* _Given entries_:
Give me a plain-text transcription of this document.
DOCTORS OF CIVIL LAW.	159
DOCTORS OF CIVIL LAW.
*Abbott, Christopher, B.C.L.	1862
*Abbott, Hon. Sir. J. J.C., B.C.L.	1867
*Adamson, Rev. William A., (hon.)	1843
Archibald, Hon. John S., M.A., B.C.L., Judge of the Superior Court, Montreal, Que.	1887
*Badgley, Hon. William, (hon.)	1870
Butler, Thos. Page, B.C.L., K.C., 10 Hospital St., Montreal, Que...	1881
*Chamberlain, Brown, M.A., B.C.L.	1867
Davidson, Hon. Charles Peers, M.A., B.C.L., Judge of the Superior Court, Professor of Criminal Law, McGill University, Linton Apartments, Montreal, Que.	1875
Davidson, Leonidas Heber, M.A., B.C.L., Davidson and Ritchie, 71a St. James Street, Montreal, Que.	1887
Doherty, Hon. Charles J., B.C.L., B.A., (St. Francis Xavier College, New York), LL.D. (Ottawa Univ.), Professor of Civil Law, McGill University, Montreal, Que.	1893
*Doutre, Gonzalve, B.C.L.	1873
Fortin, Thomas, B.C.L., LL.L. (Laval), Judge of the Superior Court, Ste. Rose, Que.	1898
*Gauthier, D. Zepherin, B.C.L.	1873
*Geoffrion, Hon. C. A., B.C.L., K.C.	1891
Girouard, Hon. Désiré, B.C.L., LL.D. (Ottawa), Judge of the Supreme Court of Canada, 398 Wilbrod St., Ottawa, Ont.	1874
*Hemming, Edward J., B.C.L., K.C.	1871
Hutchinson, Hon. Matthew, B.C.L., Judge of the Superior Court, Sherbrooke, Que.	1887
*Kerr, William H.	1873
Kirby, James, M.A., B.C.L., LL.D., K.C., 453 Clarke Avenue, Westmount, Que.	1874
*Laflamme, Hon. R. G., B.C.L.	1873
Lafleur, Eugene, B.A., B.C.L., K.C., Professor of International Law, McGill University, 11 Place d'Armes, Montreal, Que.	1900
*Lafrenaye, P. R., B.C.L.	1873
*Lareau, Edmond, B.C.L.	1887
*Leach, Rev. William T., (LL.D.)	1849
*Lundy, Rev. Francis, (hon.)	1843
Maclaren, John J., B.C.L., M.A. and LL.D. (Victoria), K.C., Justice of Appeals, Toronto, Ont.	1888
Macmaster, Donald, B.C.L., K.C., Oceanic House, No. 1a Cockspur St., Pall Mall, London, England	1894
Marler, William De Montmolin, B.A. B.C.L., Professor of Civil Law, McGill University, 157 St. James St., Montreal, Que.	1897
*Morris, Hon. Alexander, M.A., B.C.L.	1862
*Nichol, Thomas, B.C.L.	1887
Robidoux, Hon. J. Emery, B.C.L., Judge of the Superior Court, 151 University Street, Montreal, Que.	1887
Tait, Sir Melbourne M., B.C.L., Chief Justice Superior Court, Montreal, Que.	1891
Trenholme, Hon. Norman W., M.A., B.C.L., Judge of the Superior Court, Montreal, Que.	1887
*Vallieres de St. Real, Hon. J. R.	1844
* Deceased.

* _Prompt_: Gather each line holding the string "Charles".

* _Finished exercise_:
Davidson, Hon. Charles Peers, M.A., B.C.L., Judge of the Superior Court, Professor of Criminal Law, McGill University, Linton Apartments, Montreal, Que.	1875
Doherty, Hon. Charles J., B.C.L., B.A., (St. Francis Xavier College, New York), LL.D. (Ottawa Univ.), Professor of Civil Law, McGill University, Montreal, Que.	1893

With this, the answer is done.